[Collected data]
● ● ● ●
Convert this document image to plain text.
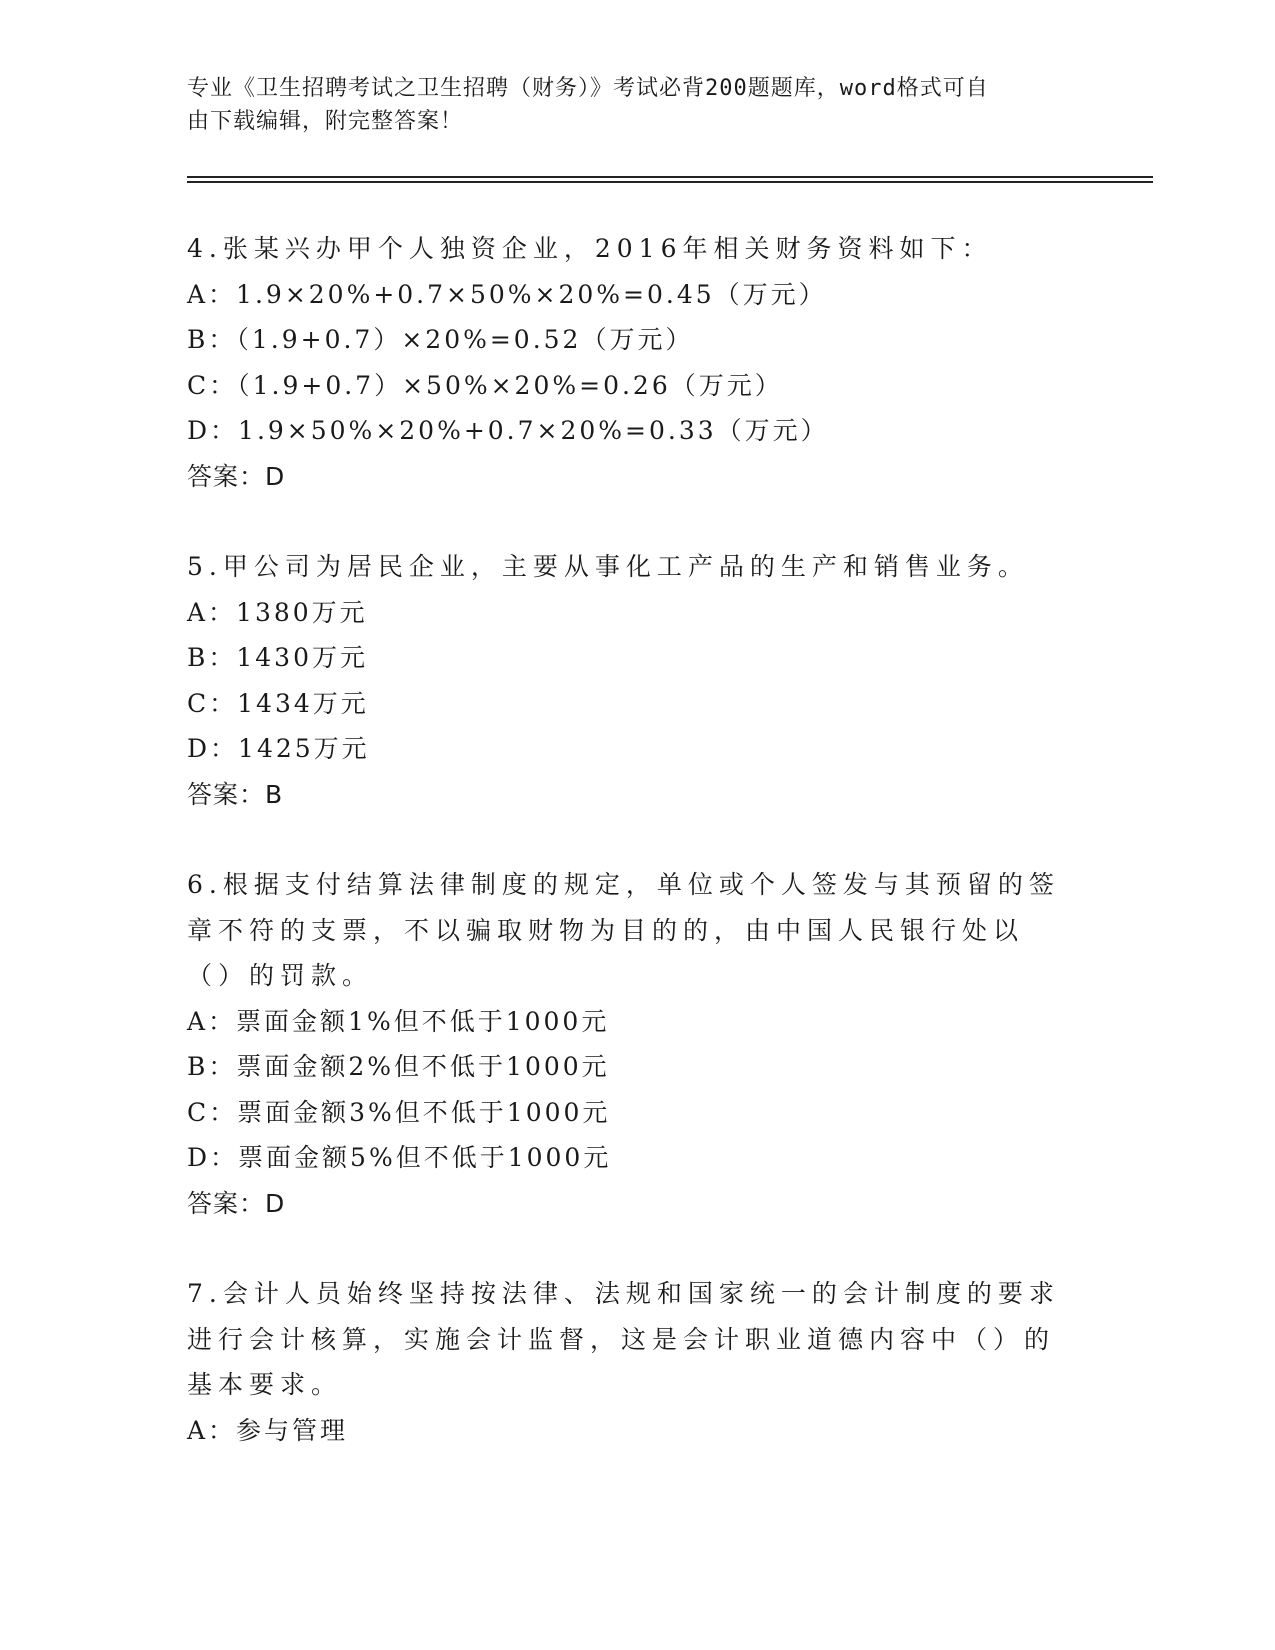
专业《卫生招聘考试之卫生招聘（财务）》考试必背200题题库，word格式可自
由下载编辑，附完整答案！
4.张某兴办甲个人独资企业，2016年相关财务资料如下：
A：1.9×20%+0.7×50%×20%=0.45（万元）
B：（1.9+0.7）×20%=0.52（万元）
C：（1.9+0.7）×50%×20%=0.26（万元）
D：1.9×50%×20%+0.7×20%=0.33（万元）
答案：D
5.甲公司为居民企业，主要从事化工产品的生产和销售业务。
A：1380万元
B：1430万元
C：1434万元
D：1425万元
答案：B
6.根据支付结算法律制度的规定，单位或个人签发与其预留的签章不符的支票，不以骗取财物为目的的，由中国人民银行处以（）的罚款。
A：票面金额1%但不低于1000元
B：票面金额2%但不低于1000元
C：票面金额3%但不低于1000元
D：票面金额5%但不低于1000元
答案：D
7.会计人员始终坚持按法律、法规和国家统一的会计制度的要求进行会计核算，实施会计监督，这是会计职业道德内容中（）的基本要求。
A：参与管理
● ● ● ●
◆ Given request
Make an exact copy of every record, pictures excluded.

◆ Correct response
Convert this document image to plain text.
专业《卫生招聘考试之卫生招聘（财务）》考试必背200题题库，word格式可自
由下载编辑，附完整答案！
4.张某兴办甲个人独资企业，2016年相关财务资料如下：
A：1.9×20%+0.7×50%×20%=0.45（万元）
B：（1.9+0.7）×20%=0.52（万元）
C：（1.9+0.7）×50%×20%=0.26（万元）
D：1.9×50%×20%+0.7×20%=0.33（万元）
答案：D
5.甲公司为居民企业，主要从事化工产品的生产和销售业务。
A：1380万元
B：1430万元
C：1434万元
D：1425万元
答案：B
6.根据支付结算法律制度的规定，单位或个人签发与其预留的签章不符的支票，不以骗取财物为目的的，由中国人民银行处以（）的罚款。
A：票面金额1%但不低于1000元
B：票面金额2%但不低于1000元
C：票面金额3%但不低于1000元
D：票面金额5%但不低于1000元
答案：D
7.会计人员始终坚持按法律、法规和国家统一的会计制度的要求进行会计核算，实施会计监督，这是会计职业道德内容中（）的基本要求。
A：参与管理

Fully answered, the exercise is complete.